## Work item
Please continue the text about Kiltinan Castle from its final sentence onward.

## Quoted passage
BEGIN

= Kiltinan Castle =

Castle in County Tipperary, Ireland

Kiltinan Castle is a castle near Fethard, County Tipperary, Ireland.

==History and architecture==
Kiltinan is one of the oldest inhabited castles in Ireland, having been built in the thirteenth century. The castle stands upon an eminence of limestone rock and overlooks the Clashawley River.

Features of the castle demesne include the castellated gateway at its main entrance, its dovecote (pigeon house) which dates from the fifteenth century, its Sheila-na-Gig stone, and its pet graveyard, which dates to the early twentieth century.

==Owners==
The first known inhabitants were the Butler family, of the branch which held the title Baron Dunboyne, and it was held by them until the 17th century, during the Cromwellian invasion into Ireland when the castle was attacked by Cromwell on 13 February 1650.

Following the bombardment, Kiltinan was extensively remodelled by the Cooke family in the eighteenth and nineteenth centuries.

END

Records excerpted from a collection
BEGIN

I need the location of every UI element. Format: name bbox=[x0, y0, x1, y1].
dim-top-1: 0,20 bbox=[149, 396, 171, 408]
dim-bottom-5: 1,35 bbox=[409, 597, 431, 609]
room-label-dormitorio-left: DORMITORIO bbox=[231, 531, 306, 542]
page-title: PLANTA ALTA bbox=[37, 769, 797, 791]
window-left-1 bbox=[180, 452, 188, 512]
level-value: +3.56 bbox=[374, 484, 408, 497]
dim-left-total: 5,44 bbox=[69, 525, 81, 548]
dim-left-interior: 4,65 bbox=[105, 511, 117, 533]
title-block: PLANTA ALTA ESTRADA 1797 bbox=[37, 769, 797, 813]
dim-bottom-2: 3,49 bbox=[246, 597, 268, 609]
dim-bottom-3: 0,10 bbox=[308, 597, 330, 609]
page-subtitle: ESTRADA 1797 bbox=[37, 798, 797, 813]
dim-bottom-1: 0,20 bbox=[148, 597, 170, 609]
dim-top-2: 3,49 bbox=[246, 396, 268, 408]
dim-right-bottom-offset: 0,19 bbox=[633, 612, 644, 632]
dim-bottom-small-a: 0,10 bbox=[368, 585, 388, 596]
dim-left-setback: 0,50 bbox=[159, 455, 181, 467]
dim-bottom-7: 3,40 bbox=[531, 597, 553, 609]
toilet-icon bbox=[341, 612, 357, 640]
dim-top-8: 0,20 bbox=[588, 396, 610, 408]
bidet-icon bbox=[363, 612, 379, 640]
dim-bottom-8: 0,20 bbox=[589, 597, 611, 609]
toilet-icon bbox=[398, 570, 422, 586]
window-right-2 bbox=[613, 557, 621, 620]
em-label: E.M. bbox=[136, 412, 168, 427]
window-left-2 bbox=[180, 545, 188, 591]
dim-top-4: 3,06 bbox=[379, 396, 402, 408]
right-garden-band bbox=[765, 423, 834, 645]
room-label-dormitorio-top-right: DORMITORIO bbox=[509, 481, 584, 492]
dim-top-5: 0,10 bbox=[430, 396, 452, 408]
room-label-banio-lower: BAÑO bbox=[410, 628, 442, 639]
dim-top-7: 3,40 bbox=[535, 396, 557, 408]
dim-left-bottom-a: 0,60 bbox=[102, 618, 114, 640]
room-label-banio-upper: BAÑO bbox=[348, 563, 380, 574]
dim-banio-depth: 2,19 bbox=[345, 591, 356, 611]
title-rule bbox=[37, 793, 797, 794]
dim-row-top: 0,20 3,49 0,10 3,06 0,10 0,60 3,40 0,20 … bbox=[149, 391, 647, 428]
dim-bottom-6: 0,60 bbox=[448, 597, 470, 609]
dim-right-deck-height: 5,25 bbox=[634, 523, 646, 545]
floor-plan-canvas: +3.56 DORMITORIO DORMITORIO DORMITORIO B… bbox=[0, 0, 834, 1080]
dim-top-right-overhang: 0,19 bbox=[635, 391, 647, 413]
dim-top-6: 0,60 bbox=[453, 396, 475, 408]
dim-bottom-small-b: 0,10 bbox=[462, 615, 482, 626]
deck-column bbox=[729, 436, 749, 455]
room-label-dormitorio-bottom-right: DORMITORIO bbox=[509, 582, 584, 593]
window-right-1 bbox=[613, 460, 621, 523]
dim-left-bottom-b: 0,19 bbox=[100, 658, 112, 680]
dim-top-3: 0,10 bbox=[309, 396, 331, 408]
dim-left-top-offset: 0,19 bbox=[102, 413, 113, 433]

END

## Output below
The castle was first established as a racehorse stud farm in 1918, when it was bought by Capt. F.J.B. De Sales La Terriere, M.F.H. Although he was a British army officer, the castle was then a safe-house for the IRA during the Irish War of Independence and Kiltinan sometimes provided hospitality for British officers and fugitive rebels in turn. The captain's wife Joan de Sales La Terriere was a well-known horsewoman and socialite.

The stud farm which is attached to the castle is now run by Madeleine Gurdon, the wife of Andrew Lloyd Webber. She also runs the associated establishment in England, Watership Down Stud.